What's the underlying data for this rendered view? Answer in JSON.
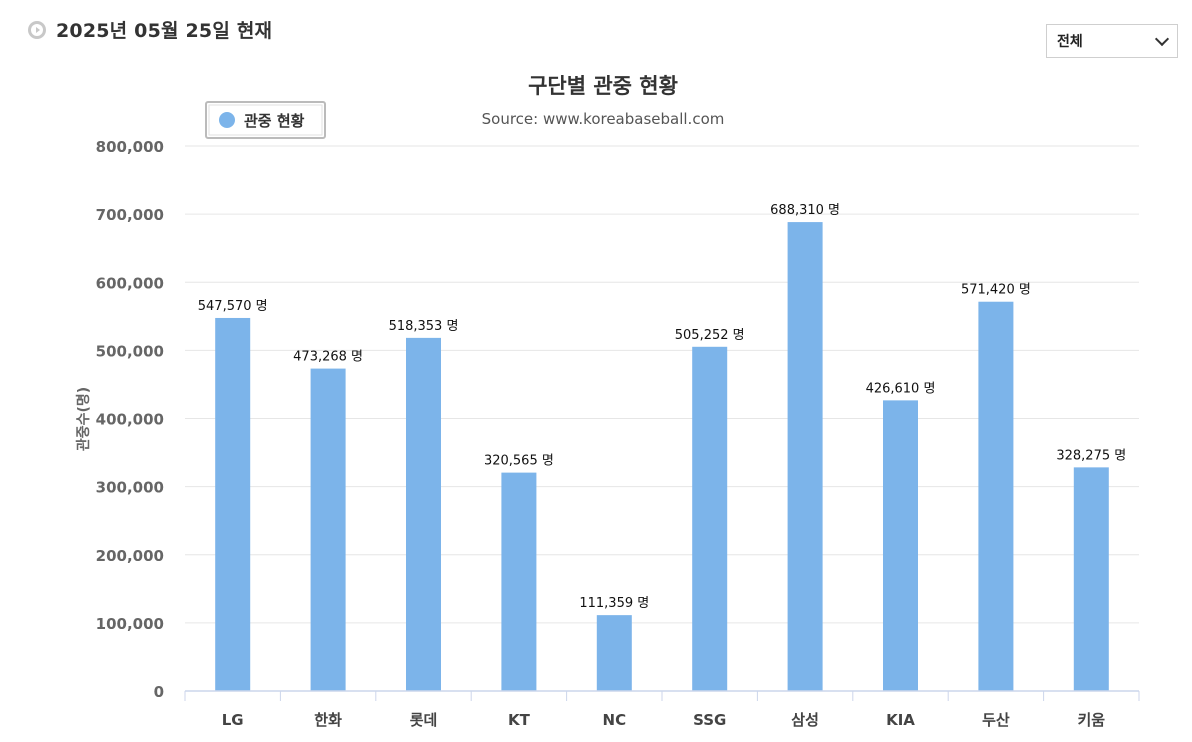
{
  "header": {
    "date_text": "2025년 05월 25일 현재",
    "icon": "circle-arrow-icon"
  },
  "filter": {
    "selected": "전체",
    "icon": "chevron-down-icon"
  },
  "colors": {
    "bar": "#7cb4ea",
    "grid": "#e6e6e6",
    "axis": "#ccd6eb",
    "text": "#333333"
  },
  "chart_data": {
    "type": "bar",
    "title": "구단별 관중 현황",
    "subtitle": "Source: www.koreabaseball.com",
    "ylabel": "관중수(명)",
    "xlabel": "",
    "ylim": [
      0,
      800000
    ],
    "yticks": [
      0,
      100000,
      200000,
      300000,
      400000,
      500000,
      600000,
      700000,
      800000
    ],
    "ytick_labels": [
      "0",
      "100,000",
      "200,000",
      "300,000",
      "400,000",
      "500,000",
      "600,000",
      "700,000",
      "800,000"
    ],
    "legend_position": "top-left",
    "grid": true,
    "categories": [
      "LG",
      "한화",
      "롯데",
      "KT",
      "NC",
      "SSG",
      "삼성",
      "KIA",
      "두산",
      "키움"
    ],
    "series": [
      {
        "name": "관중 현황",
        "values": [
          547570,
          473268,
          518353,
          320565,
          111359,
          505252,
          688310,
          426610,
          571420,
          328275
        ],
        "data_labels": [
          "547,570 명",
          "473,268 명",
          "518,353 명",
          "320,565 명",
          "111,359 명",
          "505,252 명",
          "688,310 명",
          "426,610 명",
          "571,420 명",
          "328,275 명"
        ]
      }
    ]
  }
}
____________
[YOUR OBJECTIVE] Gather each line in the entries above where the string "icon" is found.

[RESULT OF THIS EXERCISE]
    "icon": "circle-arrow-icon"
    "icon": "chevron-down-icon"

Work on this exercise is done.